Dataset records
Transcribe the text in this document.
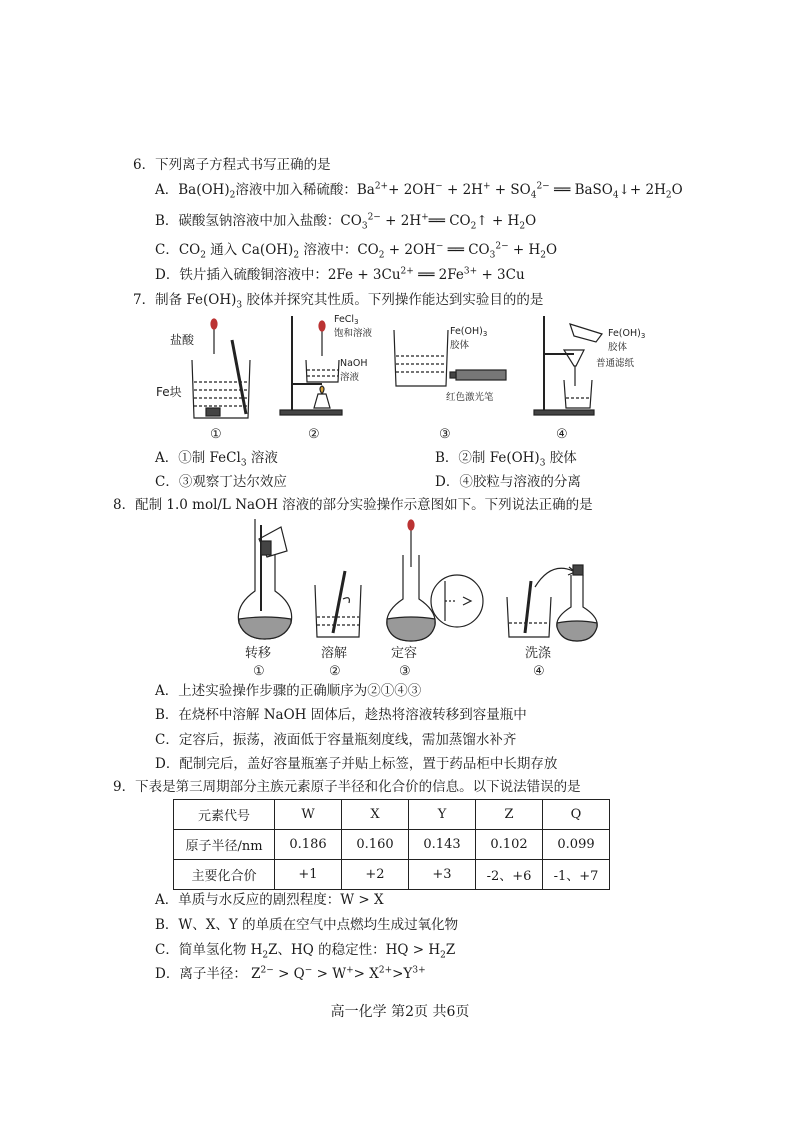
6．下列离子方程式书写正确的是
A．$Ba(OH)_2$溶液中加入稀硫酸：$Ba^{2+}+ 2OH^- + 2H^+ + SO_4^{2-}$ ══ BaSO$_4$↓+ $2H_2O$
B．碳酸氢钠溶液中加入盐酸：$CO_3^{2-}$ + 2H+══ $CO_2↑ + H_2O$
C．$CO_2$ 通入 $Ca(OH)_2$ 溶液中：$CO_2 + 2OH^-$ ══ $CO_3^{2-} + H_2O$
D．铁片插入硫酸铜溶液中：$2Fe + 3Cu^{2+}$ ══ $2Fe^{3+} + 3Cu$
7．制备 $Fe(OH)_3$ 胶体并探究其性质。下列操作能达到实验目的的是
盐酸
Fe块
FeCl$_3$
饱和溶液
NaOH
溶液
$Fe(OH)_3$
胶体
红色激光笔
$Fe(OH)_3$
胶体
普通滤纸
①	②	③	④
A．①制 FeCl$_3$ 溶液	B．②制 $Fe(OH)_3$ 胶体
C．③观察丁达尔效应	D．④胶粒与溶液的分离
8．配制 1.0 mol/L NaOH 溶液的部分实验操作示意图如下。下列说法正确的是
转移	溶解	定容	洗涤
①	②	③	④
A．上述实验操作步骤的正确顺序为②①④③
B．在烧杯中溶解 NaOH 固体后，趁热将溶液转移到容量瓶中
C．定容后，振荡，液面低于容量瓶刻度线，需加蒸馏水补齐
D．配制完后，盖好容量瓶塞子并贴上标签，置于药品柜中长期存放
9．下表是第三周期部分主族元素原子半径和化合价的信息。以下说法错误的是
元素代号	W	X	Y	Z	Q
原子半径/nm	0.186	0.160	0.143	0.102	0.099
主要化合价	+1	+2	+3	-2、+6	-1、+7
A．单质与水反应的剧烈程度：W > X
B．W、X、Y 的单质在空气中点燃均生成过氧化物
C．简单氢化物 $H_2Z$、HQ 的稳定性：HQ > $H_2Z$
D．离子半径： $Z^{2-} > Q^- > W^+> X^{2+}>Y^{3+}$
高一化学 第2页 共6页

OBJECTIVE: Restate every record exactly, please; do not copy the pictures.

RESULT OF THE TASK:
Transcribe the text in this document.
6．下列离子方程式书写正确的是
A．$Ba(OH)_2$溶液中加入稀硫酸：$Ba^{2+}+ 2OH^- + 2H^+ + SO_4^{2-}$ ══ BaSO$_4$↓+ $2H_2O$
B．碳酸氢钠溶液中加入盐酸：$CO_3^{2-}$ + 2H+══ $CO_2↑ + H_2O$
C．$CO_2$ 通入 $Ca(OH)_2$ 溶液中：$CO_2 + 2OH^-$ ══ $CO_3^{2-} + H_2O$
D．铁片插入硫酸铜溶液中：$2Fe + 3Cu^{2+}$ ══ $2Fe^{3+} + 3Cu$
7．制备 $Fe(OH)_3$ 胶体并探究其性质。下列操作能达到实验目的的是
盐酸
Fe块
FeCl$_3$
饱和溶液
NaOH
溶液
$Fe(OH)_3$
胶体
红色激光笔
$Fe(OH)_3$
胶体
普通滤纸
①	②	③	④
A．①制 FeCl$_3$ 溶液	B．②制 $Fe(OH)_3$ 胶体
C．③观察丁达尔效应	D．④胶粒与溶液的分离
8．配制 1.0 mol/L NaOH 溶液的部分实验操作示意图如下。下列说法正确的是
转移	溶解	定容	洗涤
①	②	③	④
A．上述实验操作步骤的正确顺序为②①④③
B．在烧杯中溶解 NaOH 固体后，趁热将溶液转移到容量瓶中
C．定容后，振荡，液面低于容量瓶刻度线，需加蒸馏水补齐
D．配制完后，盖好容量瓶塞子并贴上标签，置于药品柜中长期存放
9．下表是第三周期部分主族元素原子半径和化合价的信息。以下说法错误的是
元素代号	W	X	Y	Z	Q
原子半径/nm	0.186	0.160	0.143	0.102	0.099
主要化合价	+1	+2	+3	-2、+6	-1、+7
A．单质与水反应的剧烈程度：W > X
B．W、X、Y 的单质在空气中点燃均生成过氧化物
C．简单氢化物 $H_2Z$、HQ 的稳定性：HQ > $H_2Z$
D．离子半径： $Z^{2-} > Q^- > W^+> X^{2+}>Y^{3+}$
高一化学 第2页 共6页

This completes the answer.